Reproduce the rows below verbatim, line for line.

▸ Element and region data
══════
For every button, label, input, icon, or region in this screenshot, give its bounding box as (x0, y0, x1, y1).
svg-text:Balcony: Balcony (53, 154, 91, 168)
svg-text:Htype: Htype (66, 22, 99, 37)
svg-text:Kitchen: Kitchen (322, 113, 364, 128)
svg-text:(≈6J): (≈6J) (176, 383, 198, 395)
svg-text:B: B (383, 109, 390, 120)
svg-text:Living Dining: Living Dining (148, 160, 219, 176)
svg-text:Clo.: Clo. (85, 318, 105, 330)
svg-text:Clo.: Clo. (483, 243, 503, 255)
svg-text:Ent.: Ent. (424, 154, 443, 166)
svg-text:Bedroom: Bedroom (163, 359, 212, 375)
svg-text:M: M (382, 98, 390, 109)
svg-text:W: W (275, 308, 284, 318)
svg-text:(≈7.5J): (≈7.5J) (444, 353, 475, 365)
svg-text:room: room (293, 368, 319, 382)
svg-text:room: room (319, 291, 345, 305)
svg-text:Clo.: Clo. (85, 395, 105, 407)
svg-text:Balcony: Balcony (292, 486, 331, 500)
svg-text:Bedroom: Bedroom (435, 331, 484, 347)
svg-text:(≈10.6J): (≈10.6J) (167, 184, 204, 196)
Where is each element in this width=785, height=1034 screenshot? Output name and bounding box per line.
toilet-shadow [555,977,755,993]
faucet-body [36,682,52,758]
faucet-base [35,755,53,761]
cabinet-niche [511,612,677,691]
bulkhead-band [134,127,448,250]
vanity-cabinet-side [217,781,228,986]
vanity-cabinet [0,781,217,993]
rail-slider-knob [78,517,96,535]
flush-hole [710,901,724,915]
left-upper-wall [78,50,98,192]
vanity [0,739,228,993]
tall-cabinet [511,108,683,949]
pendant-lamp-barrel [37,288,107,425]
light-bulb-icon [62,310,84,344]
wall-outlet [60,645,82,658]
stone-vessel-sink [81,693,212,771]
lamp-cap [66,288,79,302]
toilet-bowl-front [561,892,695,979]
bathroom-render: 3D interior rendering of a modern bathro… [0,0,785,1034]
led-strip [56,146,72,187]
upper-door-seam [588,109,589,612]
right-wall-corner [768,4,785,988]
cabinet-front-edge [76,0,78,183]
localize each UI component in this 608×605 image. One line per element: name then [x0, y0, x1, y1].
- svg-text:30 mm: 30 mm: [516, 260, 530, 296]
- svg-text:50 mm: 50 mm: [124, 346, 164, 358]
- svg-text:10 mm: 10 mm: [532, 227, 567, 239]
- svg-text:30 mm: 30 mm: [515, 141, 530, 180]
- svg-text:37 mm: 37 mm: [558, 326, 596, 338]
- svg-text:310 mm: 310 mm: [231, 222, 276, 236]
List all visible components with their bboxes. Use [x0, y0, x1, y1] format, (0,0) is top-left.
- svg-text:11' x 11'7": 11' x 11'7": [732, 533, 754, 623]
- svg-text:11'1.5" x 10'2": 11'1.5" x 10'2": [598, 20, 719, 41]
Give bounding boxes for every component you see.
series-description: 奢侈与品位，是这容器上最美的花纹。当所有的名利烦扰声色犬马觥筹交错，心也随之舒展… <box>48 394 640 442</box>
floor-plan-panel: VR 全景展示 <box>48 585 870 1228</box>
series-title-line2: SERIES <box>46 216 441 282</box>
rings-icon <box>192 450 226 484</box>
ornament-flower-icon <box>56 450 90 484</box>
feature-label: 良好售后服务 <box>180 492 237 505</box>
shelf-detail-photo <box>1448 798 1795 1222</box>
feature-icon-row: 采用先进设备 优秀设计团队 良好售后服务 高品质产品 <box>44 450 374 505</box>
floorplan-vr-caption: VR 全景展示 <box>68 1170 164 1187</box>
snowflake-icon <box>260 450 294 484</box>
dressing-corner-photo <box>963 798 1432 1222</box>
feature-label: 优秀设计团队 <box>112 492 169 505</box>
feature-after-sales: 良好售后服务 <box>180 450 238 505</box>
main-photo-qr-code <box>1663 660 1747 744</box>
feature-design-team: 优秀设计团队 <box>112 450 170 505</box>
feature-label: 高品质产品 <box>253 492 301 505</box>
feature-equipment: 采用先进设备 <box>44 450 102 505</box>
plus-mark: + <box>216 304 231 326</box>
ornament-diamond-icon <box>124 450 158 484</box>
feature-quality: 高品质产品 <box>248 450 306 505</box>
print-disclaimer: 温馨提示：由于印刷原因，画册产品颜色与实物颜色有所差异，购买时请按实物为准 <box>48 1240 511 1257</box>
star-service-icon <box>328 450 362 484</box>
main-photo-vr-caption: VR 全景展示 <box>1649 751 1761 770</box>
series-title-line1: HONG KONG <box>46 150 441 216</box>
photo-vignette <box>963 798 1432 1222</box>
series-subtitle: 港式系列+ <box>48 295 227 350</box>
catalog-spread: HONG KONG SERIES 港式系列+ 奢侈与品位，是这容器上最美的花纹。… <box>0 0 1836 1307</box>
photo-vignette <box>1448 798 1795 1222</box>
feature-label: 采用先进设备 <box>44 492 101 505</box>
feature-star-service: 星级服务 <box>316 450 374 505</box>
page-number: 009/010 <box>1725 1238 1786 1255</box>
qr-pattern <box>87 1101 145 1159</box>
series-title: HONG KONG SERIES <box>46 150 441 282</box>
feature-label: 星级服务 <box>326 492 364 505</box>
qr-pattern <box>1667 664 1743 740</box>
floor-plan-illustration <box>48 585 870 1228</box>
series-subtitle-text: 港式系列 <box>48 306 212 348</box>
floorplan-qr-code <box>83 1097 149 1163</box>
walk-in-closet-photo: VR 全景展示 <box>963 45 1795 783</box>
══════
▸ Complete output
For every button, label, input, icon, or region in this screenshot, give its bounding box as (x0, y0, x1, y1).
svg-text:Balcony: Balcony (53, 154, 91, 168)
svg-text:Htype: Htype (66, 22, 99, 37)
svg-text:Kitchen: Kitchen (322, 113, 364, 128)
svg-text:(≈6J): (≈6J) (176, 383, 198, 395)
svg-text:B: B (383, 109, 390, 120)
svg-text:Living Dining: Living Dining (148, 160, 219, 176)
svg-text:Clo.: Clo. (85, 318, 105, 330)
svg-text:Clo.: Clo. (483, 243, 503, 255)
svg-text:Ent.: Ent. (424, 154, 443, 166)
svg-text:Bedroom: Bedroom (163, 359, 212, 375)
svg-text:M: M (382, 98, 390, 109)
svg-text:W: W (275, 308, 284, 318)
svg-text:(≈7.5J): (≈7.5J) (444, 353, 475, 365)
svg-text:room: room (293, 368, 319, 382)
svg-text:room: room (319, 291, 345, 305)
svg-text:Clo.: Clo. (85, 395, 105, 407)
svg-text:Balcony: Balcony (292, 486, 331, 500)
svg-text:Bedroom: Bedroom (435, 331, 484, 347)
svg-text:(≈10.6J): (≈10.6J) (167, 184, 204, 196)
Where is each element in this width=785, height=1034 screenshot? Output name and bounding box per line.
toilet-shadow [555,977,755,993]
faucet-body [36,682,52,758]
faucet-base [35,755,53,761]
cabinet-niche [511,612,677,691]
bulkhead-band [134,127,448,250]
vanity-cabinet-side [217,781,228,986]
vanity-cabinet [0,781,217,993]
rail-slider-knob [78,517,96,535]
flush-hole [710,901,724,915]
left-upper-wall [78,50,98,192]
vanity [0,739,228,993]
tall-cabinet [511,108,683,949]
pendant-lamp-barrel [37,288,107,425]
light-bulb-icon [62,310,84,344]
wall-outlet [60,645,82,658]
stone-vessel-sink [81,693,212,771]
lamp-cap [66,288,79,302]
toilet-bowl-front [561,892,695,979]
bathroom-render: 3D interior rendering of a modern bathro… [0,0,785,1034]
led-strip [56,146,72,187]
upper-door-seam [588,109,589,612]
right-wall-corner [768,4,785,988]
cabinet-front-edge [76,0,78,183]
localize each UI component in this 608×605 image. One line per element: name then [x0, y0, x1, y1].
- svg-text:30 mm: 30 mm: [516, 260, 530, 296]
- svg-text:50 mm: 50 mm: [124, 346, 164, 358]
- svg-text:10 mm: 10 mm: [532, 227, 567, 239]
- svg-text:30 mm: 30 mm: [515, 141, 530, 180]
- svg-text:37 mm: 37 mm: [558, 326, 596, 338]
- svg-text:310 mm: 310 mm: [231, 222, 276, 236]
List all visible components with their bboxes. Use [x0, y0, x1, y1] format, (0,0) is top-left.
- svg-text:11' x 11'7": 11' x 11'7": [732, 533, 754, 623]
- svg-text:11'1.5" x 10'2": 11'1.5" x 10'2": [598, 20, 719, 41]
Give bounding boxes for every component you see.
series-description: 奢侈与品位，是这容器上最美的花纹。当所有的名利烦扰声色犬马觥筹交错，心也随之舒展… <box>48 394 640 442</box>
floor-plan-panel: VR 全景展示 <box>48 585 870 1228</box>
series-title-line2: SERIES <box>46 216 441 282</box>
rings-icon <box>192 450 226 484</box>
ornament-flower-icon <box>56 450 90 484</box>
feature-label: 良好售后服务 <box>180 492 237 505</box>
shelf-detail-photo <box>1448 798 1795 1222</box>
feature-icon-row: 采用先进设备 优秀设计团队 良好售后服务 高品质产品 <box>44 450 374 505</box>
floorplan-vr-caption: VR 全景展示 <box>68 1170 164 1187</box>
snowflake-icon <box>260 450 294 484</box>
dressing-corner-photo <box>963 798 1432 1222</box>
feature-label: 优秀设计团队 <box>112 492 169 505</box>
feature-after-sales: 良好售后服务 <box>180 450 238 505</box>
main-photo-qr-code <box>1663 660 1747 744</box>
feature-design-team: 优秀设计团队 <box>112 450 170 505</box>
feature-label: 高品质产品 <box>253 492 301 505</box>
feature-equipment: 采用先进设备 <box>44 450 102 505</box>
plus-mark: + <box>216 304 231 326</box>
ornament-diamond-icon <box>124 450 158 484</box>
feature-quality: 高品质产品 <box>248 450 306 505</box>
print-disclaimer: 温馨提示：由于印刷原因，画册产品颜色与实物颜色有所差异，购买时请按实物为准 <box>48 1240 511 1257</box>
star-service-icon <box>328 450 362 484</box>
main-photo-vr-caption: VR 全景展示 <box>1649 751 1761 770</box>
series-title-line1: HONG KONG <box>46 150 441 216</box>
photo-vignette <box>963 798 1432 1222</box>
series-subtitle: 港式系列+ <box>48 295 227 350</box>
catalog-spread: HONG KONG SERIES 港式系列+ 奢侈与品位，是这容器上最美的花纹。… <box>0 0 1836 1307</box>
photo-vignette <box>1448 798 1795 1222</box>
feature-label: 采用先进设备 <box>44 492 101 505</box>
feature-star-service: 星级服务 <box>316 450 374 505</box>
page-number: 009/010 <box>1725 1238 1786 1255</box>
qr-pattern <box>87 1101 145 1159</box>
series-title: HONG KONG SERIES <box>46 150 441 282</box>
feature-label: 星级服务 <box>326 492 364 505</box>
qr-pattern <box>1667 664 1743 740</box>
floor-plan-illustration <box>48 585 870 1228</box>
series-subtitle-text: 港式系列 <box>48 306 212 348</box>
floorplan-qr-code <box>83 1097 149 1163</box>
walk-in-closet-photo: VR 全景展示 <box>963 45 1795 783</box>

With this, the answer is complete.